> **The exercise**:
State how many lines of the listing below include the word "питания". Give only the number.
──────────
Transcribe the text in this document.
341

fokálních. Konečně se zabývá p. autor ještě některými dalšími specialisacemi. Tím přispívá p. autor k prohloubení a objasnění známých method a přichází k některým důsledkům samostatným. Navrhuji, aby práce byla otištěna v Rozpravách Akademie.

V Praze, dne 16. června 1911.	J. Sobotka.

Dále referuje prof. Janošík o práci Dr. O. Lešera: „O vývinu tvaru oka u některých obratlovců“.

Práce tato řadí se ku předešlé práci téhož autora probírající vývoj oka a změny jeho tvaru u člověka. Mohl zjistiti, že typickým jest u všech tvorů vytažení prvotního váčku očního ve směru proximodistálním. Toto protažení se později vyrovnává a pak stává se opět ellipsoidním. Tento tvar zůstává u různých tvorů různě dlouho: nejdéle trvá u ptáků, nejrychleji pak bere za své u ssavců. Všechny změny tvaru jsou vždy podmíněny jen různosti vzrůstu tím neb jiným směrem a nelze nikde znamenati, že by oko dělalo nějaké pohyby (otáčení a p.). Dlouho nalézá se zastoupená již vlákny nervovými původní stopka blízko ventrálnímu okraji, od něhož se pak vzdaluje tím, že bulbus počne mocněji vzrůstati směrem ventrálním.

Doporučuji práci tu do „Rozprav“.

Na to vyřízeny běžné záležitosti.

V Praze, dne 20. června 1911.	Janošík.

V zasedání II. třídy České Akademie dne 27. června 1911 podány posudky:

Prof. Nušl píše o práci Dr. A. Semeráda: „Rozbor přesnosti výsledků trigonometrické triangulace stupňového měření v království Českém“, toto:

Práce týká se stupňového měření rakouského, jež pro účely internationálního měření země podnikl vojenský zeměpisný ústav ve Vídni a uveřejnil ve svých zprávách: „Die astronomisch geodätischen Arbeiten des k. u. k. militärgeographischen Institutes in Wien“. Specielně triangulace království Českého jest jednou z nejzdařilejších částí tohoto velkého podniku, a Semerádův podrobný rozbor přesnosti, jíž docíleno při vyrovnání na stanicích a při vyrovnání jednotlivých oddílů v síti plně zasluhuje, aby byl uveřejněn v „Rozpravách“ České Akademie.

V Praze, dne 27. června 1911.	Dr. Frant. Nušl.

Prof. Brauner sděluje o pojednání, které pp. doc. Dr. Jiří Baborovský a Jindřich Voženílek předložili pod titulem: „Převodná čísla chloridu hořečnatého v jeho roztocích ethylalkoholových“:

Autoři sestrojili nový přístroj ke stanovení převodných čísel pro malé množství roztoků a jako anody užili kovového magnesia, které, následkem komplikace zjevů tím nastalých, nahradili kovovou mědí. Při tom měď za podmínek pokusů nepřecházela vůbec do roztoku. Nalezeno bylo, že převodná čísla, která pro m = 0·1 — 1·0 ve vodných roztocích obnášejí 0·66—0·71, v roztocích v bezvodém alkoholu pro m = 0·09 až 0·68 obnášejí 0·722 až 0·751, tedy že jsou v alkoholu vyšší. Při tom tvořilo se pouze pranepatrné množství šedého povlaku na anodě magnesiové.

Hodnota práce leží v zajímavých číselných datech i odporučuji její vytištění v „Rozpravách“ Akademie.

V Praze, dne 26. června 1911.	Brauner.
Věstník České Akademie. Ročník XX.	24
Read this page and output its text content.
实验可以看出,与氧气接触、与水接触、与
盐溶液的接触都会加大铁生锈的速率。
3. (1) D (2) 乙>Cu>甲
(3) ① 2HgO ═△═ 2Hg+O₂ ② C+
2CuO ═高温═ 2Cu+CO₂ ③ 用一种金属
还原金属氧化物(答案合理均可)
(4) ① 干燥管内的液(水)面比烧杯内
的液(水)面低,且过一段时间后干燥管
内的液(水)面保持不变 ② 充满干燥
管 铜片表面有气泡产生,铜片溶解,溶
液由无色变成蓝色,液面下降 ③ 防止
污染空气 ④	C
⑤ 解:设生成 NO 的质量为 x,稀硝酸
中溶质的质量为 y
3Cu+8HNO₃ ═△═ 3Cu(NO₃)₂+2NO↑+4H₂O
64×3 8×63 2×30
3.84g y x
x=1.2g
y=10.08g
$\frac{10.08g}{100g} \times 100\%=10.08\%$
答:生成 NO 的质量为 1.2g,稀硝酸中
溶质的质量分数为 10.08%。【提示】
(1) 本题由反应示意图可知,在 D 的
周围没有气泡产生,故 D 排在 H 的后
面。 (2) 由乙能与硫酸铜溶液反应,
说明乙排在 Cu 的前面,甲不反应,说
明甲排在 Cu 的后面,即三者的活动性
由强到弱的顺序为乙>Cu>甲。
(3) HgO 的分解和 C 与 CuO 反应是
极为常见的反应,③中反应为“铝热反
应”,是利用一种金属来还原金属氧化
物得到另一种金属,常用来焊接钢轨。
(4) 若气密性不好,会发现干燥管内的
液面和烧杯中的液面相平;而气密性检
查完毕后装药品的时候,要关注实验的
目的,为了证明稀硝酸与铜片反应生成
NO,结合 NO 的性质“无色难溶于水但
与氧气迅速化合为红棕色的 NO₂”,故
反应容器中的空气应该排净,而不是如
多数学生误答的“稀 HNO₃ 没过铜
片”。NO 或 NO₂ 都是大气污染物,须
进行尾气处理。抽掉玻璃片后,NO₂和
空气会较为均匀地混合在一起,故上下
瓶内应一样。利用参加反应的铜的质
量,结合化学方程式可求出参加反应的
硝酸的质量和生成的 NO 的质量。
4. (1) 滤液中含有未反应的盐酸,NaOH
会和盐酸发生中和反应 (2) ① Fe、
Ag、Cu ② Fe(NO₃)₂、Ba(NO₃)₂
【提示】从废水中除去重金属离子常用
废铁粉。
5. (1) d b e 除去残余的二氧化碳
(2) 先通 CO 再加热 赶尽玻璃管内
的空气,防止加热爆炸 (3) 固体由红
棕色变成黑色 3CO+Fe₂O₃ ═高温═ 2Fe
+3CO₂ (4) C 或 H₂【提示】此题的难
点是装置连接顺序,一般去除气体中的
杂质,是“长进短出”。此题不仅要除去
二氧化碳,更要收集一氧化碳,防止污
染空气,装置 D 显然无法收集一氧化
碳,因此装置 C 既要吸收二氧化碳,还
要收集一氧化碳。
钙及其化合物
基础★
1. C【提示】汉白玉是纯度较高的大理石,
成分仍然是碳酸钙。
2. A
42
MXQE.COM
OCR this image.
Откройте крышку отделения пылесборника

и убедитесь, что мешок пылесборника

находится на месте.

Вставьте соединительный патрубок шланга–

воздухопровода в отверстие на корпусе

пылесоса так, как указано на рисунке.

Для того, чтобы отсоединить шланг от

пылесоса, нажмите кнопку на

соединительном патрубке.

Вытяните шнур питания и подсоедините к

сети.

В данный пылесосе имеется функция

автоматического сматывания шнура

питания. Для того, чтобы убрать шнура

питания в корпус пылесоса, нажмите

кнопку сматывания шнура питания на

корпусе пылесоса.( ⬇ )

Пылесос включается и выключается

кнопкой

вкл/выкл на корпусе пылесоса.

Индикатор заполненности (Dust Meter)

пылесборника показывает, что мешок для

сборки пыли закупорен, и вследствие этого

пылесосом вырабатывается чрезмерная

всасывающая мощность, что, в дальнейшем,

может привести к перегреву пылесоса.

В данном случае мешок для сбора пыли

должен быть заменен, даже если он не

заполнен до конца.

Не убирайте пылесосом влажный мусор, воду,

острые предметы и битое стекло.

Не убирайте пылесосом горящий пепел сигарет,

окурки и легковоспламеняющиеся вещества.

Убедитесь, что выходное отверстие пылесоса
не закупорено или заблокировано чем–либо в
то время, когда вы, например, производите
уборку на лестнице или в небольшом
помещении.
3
──────────
> **Exercise solution**:
4